** Your task **
Retype all of the listing exactly, passing over any picture you find.

** Provided information **

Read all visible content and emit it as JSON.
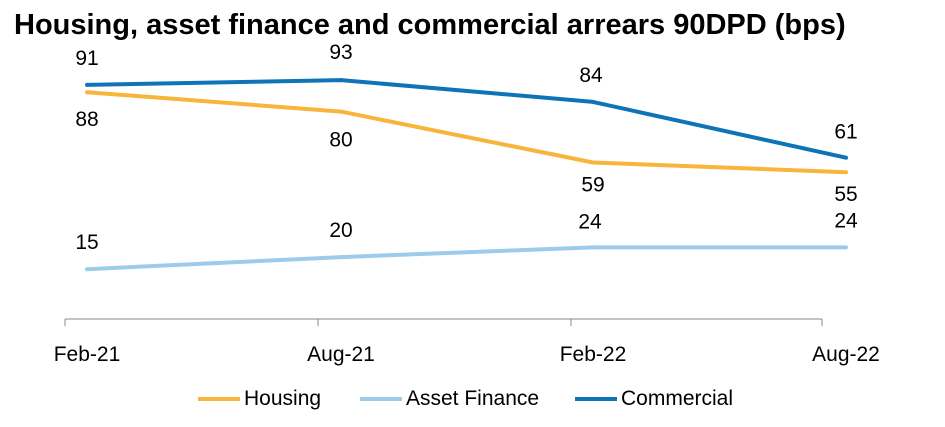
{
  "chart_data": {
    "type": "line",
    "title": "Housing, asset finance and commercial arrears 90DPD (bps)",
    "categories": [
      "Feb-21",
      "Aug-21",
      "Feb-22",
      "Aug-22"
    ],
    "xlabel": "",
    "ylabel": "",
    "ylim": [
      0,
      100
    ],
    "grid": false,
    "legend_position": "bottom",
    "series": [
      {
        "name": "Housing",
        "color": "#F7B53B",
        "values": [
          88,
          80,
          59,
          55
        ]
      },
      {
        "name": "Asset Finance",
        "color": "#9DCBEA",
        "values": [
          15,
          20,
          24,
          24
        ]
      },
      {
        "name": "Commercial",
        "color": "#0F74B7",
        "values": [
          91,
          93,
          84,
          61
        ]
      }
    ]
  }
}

** Written solution **
Read all visible content and emit it as JSON.
{
  "chart_data": {
    "type": "line",
    "title": "Housing, asset finance and commercial arrears 90DPD (bps)",
    "categories": [
      "Feb-21",
      "Aug-21",
      "Feb-22",
      "Aug-22"
    ],
    "xlabel": "",
    "ylabel": "",
    "ylim": [
      0,
      100
    ],
    "grid": false,
    "legend_position": "bottom",
    "series": [
      {
        "name": "Housing",
        "color": "#F7B53B",
        "values": [
          88,
          80,
          59,
          55
        ]
      },
      {
        "name": "Asset Finance",
        "color": "#9DCBEA",
        "values": [
          15,
          20,
          24,
          24
        ]
      },
      {
        "name": "Commercial",
        "color": "#0F74B7",
        "values": [
          91,
          93,
          84,
          61
        ]
      }
    ]
  }
}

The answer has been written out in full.